Exercise directions:
Filter the lines below, copying only those with the string "content".

Given data:
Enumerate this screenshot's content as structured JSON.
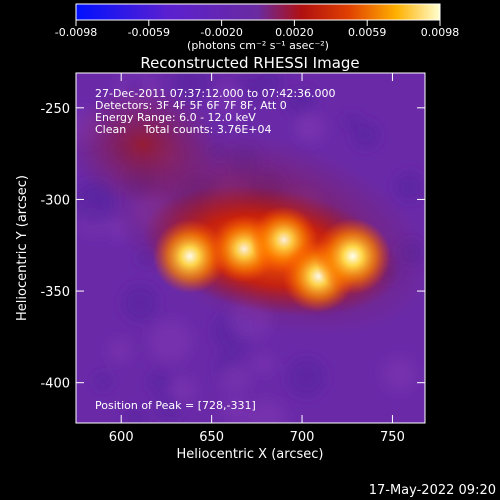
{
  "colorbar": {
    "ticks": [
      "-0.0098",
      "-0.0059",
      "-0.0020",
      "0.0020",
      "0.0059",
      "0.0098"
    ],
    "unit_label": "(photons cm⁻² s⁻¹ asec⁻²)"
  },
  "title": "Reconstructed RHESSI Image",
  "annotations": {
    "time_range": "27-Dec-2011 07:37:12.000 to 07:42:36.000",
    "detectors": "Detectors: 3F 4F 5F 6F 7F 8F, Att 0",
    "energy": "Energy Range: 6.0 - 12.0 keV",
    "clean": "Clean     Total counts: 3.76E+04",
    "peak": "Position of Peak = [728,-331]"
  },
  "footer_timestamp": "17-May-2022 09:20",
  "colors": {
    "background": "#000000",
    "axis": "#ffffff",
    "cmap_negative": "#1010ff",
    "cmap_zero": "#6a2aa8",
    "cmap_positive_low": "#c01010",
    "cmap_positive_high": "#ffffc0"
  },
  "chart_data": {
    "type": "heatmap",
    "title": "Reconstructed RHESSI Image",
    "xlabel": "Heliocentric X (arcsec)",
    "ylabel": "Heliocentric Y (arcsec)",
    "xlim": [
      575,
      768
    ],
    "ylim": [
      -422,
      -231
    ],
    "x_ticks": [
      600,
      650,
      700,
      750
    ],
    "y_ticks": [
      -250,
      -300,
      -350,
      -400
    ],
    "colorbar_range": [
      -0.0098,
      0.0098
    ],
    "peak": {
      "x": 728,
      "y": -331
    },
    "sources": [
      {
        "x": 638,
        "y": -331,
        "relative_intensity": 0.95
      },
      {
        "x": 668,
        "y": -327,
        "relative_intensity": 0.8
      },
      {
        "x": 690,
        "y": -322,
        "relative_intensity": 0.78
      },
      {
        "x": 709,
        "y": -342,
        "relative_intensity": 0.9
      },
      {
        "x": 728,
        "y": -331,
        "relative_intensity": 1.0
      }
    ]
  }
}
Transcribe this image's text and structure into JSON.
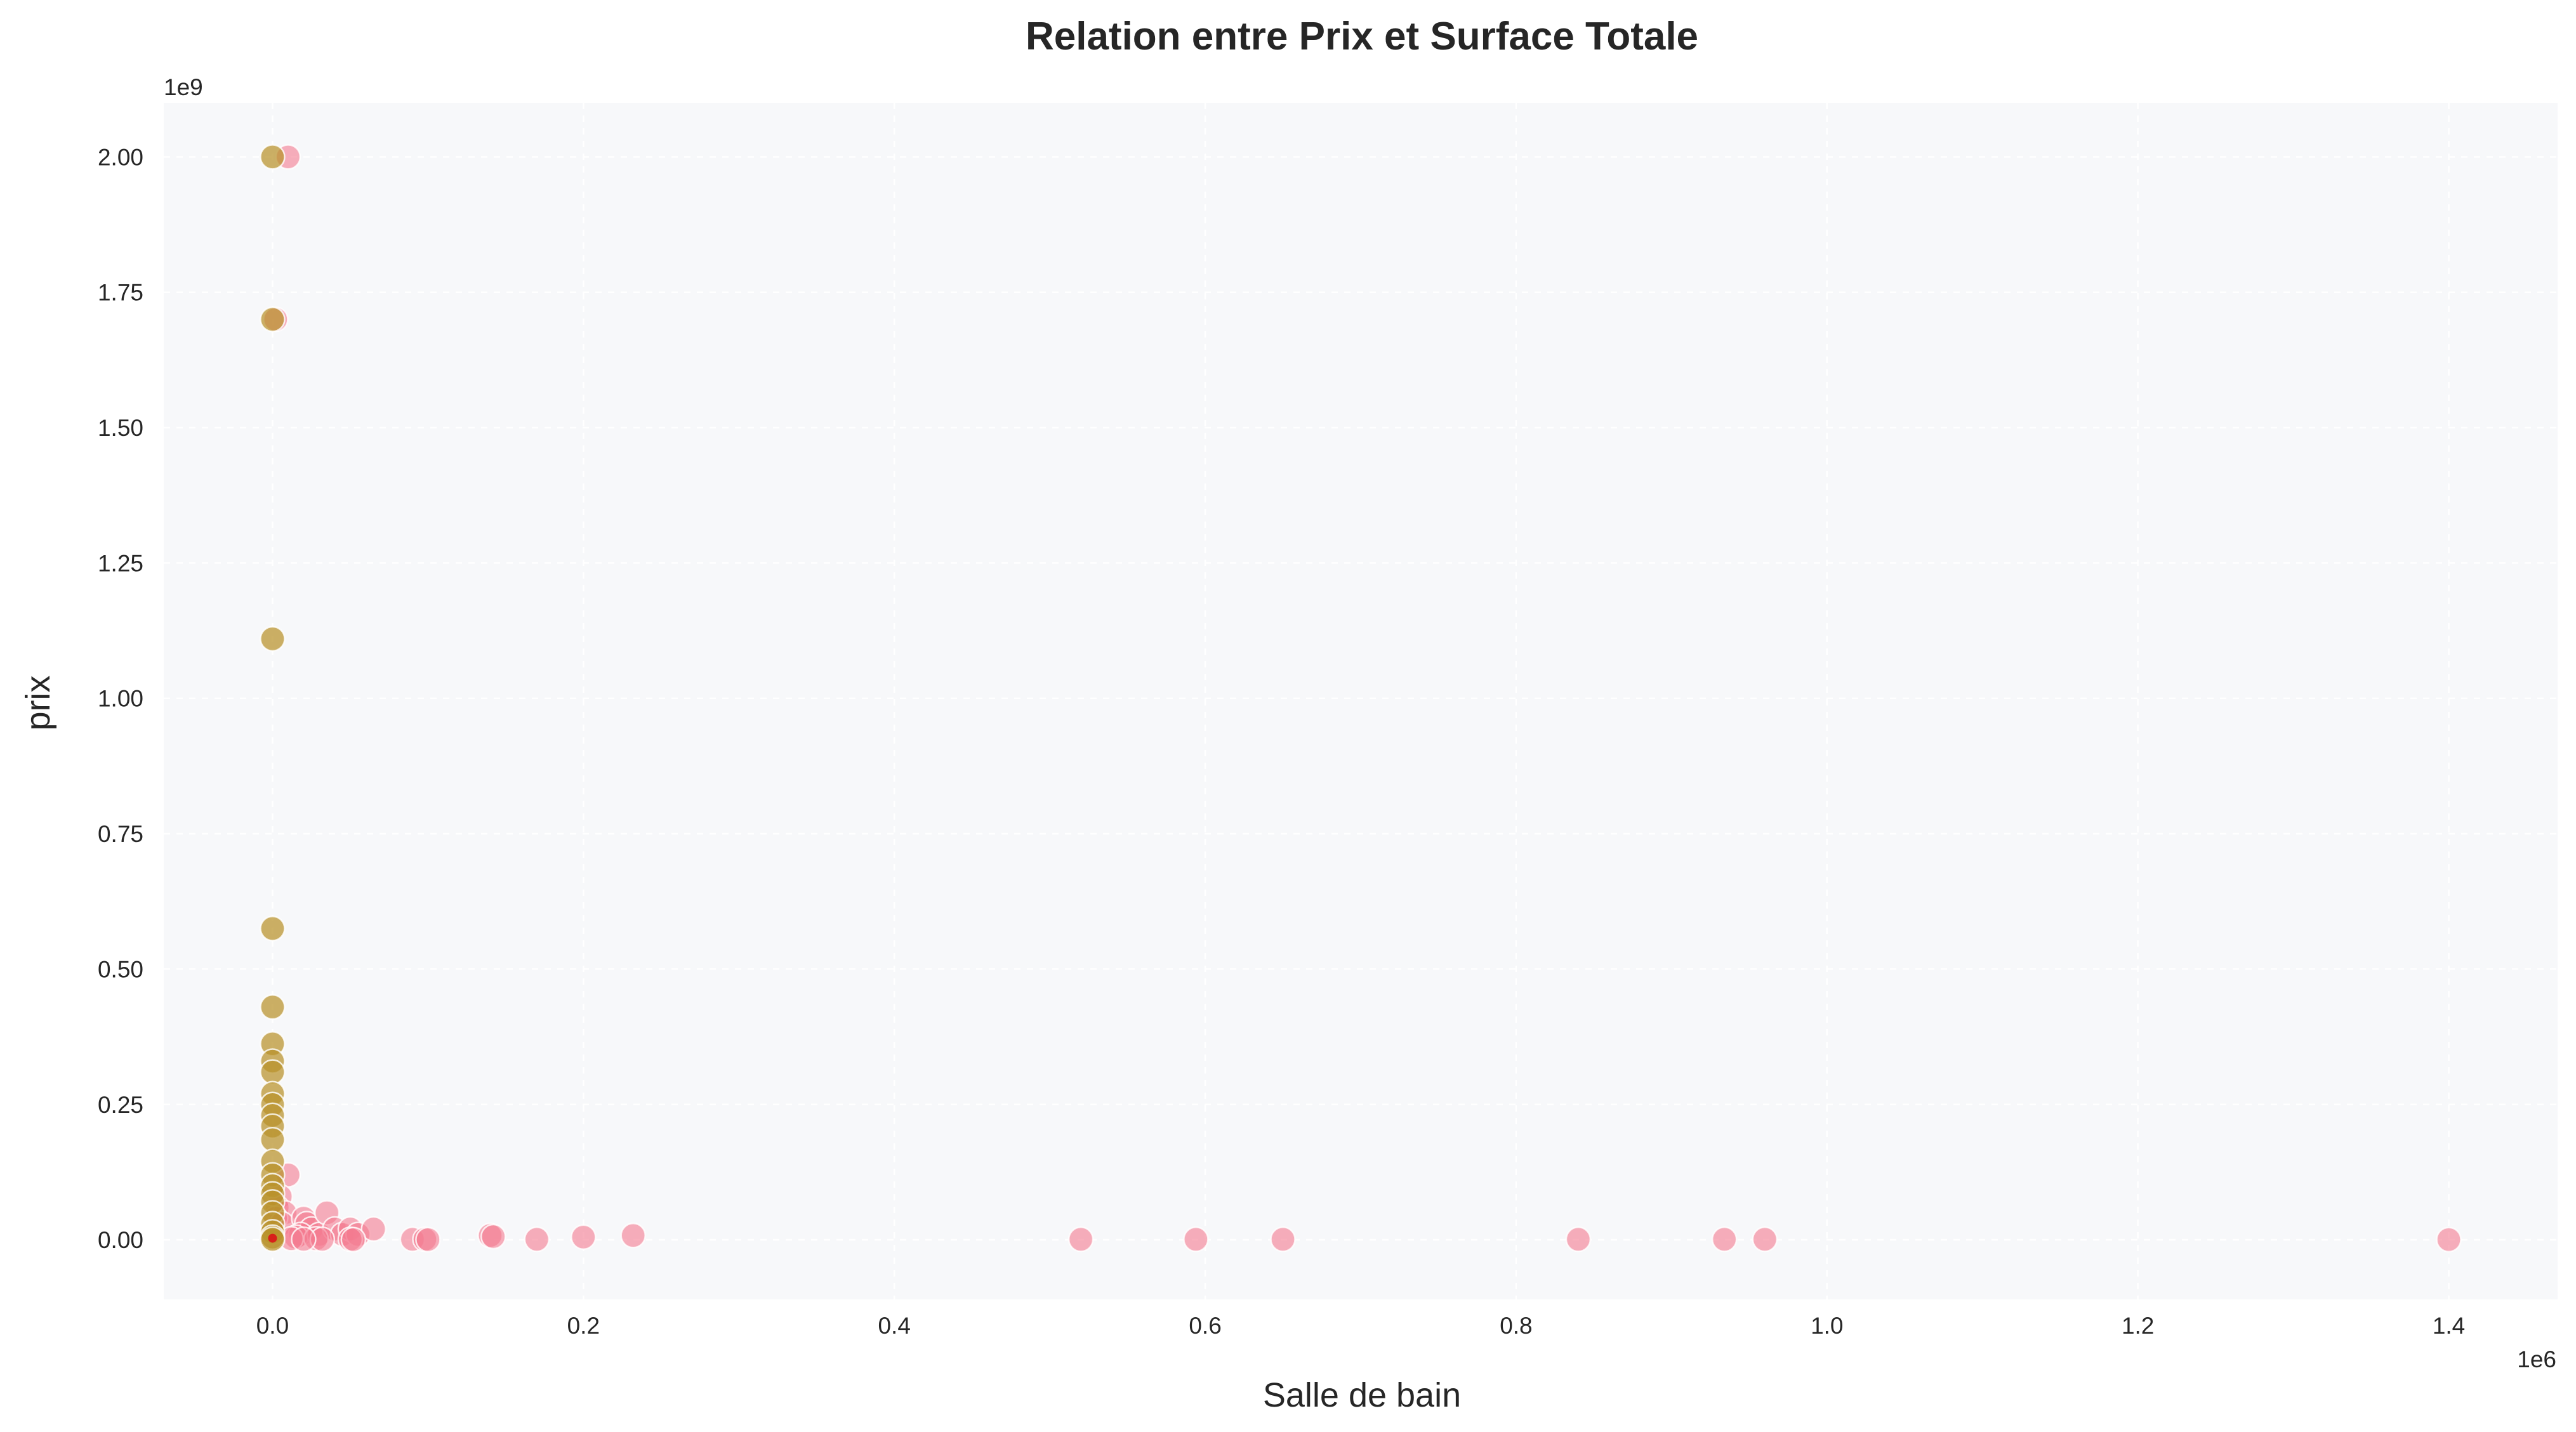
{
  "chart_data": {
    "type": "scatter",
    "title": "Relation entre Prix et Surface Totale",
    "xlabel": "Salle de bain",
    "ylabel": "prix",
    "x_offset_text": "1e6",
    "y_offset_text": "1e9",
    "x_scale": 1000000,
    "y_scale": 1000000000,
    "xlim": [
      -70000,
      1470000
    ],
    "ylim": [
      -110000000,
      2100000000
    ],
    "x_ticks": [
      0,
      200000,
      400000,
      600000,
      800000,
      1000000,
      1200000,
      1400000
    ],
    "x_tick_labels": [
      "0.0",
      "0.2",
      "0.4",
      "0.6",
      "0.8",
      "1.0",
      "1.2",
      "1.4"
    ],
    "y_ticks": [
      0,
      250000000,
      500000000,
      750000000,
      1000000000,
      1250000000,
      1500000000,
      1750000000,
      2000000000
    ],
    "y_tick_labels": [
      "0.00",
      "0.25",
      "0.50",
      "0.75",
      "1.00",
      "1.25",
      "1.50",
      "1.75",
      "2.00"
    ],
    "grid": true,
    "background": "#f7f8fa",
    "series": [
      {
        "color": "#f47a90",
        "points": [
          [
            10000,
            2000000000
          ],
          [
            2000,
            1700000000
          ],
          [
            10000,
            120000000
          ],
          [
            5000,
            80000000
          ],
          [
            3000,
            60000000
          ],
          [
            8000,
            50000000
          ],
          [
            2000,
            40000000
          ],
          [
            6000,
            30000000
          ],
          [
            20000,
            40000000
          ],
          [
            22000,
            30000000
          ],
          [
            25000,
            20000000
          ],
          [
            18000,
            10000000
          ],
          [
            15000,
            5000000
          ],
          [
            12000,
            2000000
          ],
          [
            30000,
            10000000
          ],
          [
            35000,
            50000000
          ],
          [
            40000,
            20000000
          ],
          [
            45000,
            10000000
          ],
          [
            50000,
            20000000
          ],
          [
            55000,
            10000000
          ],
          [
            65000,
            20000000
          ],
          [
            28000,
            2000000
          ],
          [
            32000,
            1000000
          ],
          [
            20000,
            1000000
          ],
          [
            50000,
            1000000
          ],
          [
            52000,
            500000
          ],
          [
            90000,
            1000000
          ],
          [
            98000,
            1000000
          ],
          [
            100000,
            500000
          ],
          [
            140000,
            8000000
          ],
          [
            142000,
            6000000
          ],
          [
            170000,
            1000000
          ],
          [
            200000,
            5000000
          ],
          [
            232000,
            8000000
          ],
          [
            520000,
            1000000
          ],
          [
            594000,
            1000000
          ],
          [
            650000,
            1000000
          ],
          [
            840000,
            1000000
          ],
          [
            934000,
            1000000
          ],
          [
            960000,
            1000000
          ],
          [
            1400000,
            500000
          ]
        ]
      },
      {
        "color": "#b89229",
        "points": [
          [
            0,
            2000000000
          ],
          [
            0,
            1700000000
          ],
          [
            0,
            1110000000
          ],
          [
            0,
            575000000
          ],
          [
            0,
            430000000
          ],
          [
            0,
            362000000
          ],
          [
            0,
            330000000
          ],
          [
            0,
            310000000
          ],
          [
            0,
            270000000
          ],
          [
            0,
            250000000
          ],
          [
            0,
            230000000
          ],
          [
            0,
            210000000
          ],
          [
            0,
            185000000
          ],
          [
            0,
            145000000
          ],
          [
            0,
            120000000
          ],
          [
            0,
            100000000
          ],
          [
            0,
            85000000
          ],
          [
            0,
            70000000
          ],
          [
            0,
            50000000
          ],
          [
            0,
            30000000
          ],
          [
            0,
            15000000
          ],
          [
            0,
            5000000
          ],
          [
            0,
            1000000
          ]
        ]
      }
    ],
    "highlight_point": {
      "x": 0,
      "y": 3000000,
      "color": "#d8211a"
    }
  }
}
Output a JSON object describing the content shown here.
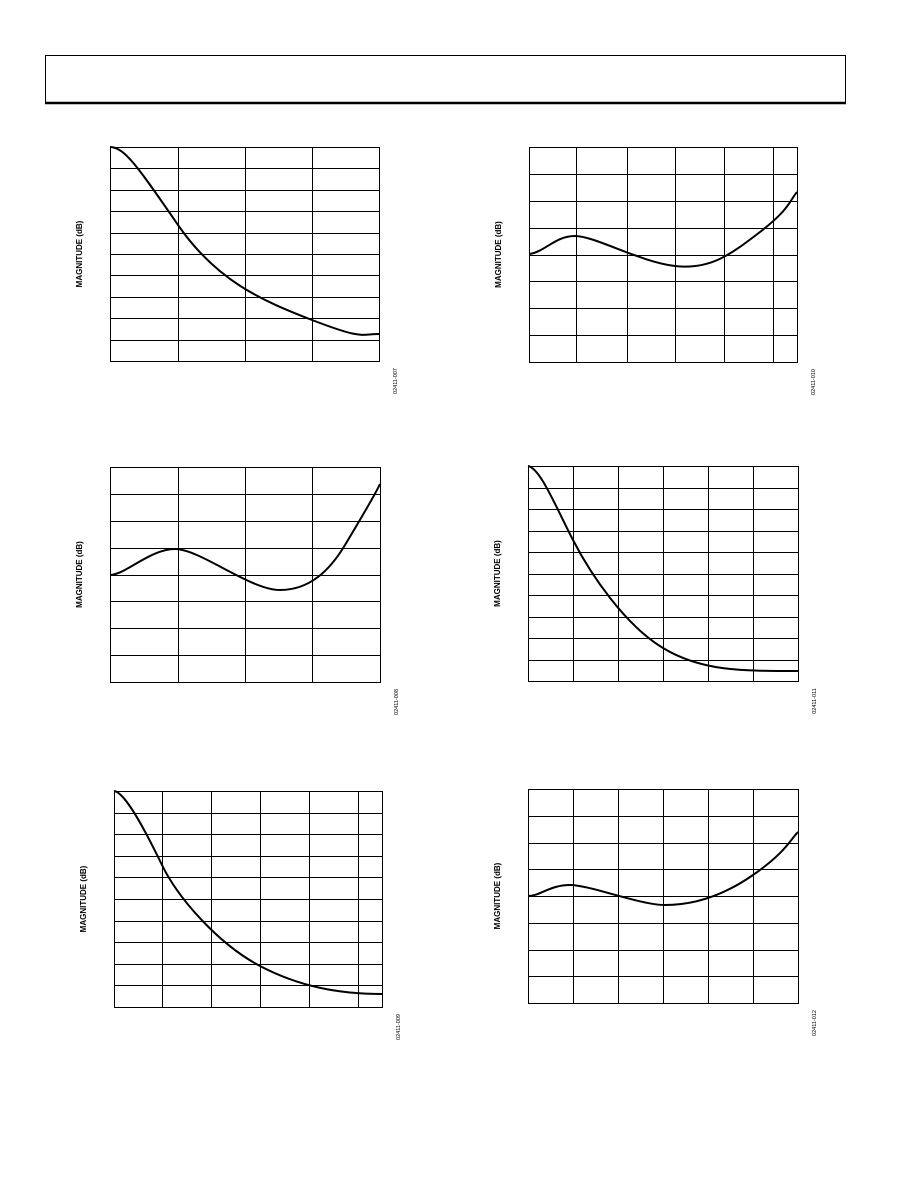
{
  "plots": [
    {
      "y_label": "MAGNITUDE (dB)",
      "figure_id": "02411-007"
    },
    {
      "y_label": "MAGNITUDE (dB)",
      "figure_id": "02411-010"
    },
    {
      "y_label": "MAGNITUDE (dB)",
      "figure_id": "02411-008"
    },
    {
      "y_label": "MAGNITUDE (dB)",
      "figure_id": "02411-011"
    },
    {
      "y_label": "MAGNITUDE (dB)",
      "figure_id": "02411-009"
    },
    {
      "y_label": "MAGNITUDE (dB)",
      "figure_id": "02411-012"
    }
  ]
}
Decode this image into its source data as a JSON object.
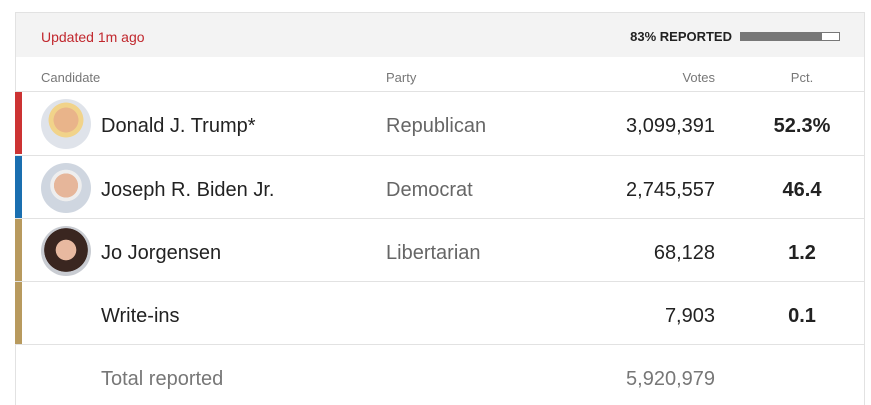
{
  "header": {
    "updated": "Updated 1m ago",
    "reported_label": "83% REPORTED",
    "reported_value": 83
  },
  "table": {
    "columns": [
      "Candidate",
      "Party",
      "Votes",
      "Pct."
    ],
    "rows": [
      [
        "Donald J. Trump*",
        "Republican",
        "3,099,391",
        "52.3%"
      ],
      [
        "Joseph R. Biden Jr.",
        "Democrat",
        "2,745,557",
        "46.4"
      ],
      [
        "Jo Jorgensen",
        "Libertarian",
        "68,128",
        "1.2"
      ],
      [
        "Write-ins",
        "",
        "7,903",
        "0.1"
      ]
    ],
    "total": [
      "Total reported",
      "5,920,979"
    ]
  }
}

Finished exercise:
Enumerate this screenshot's content as structured JSON.
Output a JSON object describing the content shown here.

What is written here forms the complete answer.